(Entries supplied):
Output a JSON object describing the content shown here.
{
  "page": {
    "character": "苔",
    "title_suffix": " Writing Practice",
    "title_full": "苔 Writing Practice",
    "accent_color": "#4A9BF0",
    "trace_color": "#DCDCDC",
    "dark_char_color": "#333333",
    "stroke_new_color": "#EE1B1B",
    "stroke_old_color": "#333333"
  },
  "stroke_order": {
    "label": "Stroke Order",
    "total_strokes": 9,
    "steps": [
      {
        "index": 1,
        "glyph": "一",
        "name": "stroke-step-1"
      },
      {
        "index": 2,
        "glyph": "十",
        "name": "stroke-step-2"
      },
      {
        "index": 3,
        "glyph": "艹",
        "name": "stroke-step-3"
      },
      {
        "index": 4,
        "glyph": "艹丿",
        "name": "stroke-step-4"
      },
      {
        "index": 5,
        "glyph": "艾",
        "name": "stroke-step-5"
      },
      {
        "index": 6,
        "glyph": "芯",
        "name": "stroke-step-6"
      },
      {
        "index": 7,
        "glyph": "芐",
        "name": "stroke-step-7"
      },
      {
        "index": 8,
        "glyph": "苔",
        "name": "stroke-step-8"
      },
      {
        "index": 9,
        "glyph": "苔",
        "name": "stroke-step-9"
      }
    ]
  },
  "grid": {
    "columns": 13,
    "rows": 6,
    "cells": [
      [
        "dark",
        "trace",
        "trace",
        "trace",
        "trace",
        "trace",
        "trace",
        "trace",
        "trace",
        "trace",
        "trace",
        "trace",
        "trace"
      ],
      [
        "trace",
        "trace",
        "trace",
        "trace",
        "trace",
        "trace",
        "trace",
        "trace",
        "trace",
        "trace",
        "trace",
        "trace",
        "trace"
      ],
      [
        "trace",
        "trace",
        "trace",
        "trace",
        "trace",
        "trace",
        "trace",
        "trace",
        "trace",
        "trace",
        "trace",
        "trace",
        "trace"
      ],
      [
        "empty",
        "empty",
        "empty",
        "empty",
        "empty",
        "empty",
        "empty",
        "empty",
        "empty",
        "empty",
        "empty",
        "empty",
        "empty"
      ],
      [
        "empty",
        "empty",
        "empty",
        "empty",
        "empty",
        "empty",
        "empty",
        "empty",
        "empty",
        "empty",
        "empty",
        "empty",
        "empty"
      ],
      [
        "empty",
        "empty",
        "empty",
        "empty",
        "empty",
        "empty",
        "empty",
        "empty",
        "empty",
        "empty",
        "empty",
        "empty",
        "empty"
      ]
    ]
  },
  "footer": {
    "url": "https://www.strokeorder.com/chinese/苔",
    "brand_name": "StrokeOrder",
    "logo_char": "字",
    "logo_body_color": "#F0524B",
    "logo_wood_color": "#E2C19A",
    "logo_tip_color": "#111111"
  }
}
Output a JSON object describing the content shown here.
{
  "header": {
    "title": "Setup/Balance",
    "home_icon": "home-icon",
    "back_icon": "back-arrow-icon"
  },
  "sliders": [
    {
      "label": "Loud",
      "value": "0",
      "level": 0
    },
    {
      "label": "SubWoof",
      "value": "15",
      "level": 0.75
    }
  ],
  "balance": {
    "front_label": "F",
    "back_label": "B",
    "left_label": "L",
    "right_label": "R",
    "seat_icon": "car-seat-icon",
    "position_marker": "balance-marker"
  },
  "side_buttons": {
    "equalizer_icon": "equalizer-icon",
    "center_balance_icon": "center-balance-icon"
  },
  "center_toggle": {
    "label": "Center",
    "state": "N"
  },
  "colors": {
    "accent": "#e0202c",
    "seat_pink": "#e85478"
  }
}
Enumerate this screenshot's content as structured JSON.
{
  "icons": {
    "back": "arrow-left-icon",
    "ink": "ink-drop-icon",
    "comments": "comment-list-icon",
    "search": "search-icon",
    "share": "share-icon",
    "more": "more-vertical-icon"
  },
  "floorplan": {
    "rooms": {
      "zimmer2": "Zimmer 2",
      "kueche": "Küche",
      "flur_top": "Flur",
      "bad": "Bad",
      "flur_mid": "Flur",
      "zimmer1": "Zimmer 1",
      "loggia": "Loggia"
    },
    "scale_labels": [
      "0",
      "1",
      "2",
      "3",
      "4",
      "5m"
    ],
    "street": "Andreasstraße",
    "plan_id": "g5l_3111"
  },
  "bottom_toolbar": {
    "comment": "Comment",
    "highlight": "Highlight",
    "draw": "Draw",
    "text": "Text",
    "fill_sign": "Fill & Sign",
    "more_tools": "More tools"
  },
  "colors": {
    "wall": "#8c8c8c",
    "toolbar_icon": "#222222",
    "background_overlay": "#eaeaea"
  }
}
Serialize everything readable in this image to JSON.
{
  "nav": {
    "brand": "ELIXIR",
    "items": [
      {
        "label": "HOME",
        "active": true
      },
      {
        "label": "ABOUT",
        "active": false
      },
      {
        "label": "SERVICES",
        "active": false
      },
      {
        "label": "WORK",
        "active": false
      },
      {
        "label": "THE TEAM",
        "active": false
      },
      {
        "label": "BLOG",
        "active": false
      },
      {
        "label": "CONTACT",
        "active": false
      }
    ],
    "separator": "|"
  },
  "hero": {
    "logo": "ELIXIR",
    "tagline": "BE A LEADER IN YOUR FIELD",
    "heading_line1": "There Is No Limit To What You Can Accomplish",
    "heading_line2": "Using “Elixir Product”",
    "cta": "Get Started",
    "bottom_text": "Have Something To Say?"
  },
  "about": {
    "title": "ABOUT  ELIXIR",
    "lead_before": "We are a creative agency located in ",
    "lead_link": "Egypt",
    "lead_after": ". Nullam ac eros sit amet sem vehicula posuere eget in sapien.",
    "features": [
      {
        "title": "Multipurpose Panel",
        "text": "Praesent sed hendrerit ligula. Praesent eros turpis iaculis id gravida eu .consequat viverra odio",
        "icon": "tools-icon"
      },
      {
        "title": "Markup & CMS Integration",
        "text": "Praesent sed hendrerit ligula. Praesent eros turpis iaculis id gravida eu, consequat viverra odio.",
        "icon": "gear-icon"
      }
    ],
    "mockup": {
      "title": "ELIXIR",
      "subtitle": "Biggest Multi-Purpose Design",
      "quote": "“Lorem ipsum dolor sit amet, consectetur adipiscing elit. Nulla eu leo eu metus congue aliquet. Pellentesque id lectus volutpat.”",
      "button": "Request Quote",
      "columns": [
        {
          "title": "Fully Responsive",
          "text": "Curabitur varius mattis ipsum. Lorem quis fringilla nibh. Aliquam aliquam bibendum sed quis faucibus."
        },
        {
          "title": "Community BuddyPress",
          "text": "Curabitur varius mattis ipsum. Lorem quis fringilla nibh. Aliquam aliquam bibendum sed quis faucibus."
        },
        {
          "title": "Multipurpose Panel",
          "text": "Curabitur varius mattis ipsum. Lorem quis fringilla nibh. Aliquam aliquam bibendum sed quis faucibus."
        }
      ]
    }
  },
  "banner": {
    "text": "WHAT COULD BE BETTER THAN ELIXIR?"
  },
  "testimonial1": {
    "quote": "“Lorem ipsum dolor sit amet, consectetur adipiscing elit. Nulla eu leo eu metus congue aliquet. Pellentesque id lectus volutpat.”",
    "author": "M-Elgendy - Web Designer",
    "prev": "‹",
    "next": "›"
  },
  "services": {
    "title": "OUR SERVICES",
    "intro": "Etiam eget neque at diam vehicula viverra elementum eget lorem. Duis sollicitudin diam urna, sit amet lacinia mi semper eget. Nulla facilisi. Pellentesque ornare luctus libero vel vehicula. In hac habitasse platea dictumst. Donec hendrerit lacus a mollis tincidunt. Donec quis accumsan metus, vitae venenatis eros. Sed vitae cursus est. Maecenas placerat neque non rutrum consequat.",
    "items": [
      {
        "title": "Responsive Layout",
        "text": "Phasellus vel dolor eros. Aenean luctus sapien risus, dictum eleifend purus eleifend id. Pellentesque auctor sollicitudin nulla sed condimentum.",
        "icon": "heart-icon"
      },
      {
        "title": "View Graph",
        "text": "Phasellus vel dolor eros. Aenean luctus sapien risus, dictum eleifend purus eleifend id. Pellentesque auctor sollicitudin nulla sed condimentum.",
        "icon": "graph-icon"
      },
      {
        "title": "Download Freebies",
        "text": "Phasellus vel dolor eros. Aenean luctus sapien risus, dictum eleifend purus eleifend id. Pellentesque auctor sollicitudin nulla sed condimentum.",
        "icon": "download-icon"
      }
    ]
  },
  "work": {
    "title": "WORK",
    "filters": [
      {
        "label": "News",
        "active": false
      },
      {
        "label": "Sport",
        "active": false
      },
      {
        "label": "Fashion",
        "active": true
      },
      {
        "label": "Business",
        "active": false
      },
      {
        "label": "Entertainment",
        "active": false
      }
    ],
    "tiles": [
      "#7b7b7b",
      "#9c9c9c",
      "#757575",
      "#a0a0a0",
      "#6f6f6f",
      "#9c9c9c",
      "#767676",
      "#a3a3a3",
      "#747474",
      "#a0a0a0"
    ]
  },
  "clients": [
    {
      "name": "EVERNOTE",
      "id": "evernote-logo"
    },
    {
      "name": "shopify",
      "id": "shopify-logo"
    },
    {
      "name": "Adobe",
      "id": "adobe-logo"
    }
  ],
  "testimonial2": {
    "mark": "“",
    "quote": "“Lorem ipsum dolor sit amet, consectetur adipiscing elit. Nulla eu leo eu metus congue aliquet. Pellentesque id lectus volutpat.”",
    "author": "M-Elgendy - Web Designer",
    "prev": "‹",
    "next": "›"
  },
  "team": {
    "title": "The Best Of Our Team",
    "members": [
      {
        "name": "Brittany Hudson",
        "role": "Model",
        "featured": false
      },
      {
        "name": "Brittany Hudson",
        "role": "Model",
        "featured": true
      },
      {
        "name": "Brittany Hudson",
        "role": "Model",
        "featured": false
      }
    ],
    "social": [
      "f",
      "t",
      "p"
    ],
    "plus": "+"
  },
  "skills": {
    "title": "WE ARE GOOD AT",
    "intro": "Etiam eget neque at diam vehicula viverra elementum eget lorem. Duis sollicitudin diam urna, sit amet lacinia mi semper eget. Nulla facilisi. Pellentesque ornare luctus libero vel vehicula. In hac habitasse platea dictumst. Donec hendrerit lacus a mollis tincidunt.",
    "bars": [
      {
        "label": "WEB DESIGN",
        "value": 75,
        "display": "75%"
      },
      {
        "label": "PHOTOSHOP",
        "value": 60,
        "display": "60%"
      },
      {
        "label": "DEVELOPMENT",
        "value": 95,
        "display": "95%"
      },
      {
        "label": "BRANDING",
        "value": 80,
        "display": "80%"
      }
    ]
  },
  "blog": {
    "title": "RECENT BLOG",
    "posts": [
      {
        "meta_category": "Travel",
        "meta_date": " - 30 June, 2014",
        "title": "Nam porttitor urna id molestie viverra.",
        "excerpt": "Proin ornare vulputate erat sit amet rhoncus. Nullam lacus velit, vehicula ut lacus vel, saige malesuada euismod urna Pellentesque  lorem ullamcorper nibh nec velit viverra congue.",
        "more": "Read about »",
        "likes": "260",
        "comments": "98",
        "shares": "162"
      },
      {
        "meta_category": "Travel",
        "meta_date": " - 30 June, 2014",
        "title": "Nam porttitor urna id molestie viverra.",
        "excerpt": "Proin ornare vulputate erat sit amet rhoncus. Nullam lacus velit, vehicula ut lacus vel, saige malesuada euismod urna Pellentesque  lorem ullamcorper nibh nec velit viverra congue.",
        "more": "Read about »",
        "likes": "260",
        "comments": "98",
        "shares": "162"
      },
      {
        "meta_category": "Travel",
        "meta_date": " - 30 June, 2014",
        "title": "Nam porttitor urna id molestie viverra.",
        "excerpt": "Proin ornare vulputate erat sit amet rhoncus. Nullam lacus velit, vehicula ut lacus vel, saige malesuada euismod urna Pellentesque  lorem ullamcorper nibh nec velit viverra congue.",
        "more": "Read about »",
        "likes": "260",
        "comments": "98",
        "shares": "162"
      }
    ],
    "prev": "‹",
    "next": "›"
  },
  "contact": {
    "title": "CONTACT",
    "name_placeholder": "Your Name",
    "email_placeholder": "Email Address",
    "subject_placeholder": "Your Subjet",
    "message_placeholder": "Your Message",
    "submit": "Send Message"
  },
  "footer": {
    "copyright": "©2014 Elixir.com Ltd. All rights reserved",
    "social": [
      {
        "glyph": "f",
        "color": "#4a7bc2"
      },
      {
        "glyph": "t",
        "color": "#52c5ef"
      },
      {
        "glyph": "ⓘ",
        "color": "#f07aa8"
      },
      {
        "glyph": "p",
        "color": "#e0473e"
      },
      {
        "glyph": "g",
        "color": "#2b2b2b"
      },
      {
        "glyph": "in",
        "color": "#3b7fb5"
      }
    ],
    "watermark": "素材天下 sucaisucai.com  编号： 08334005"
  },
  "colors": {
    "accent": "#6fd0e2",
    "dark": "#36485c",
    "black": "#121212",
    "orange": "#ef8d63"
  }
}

(What this task involves): Identify each line in the records above that contains the word "Praesent", and copy it out in full.

(Finished exercise):
        "text": "Praesent sed hendrerit ligula. Praesent eros turpis iaculis id gravida eu .consequat viverra odio",
        "text": "Praesent sed hendrerit ligula. Praesent eros turpis iaculis id gravida eu, consequat viverra odio.",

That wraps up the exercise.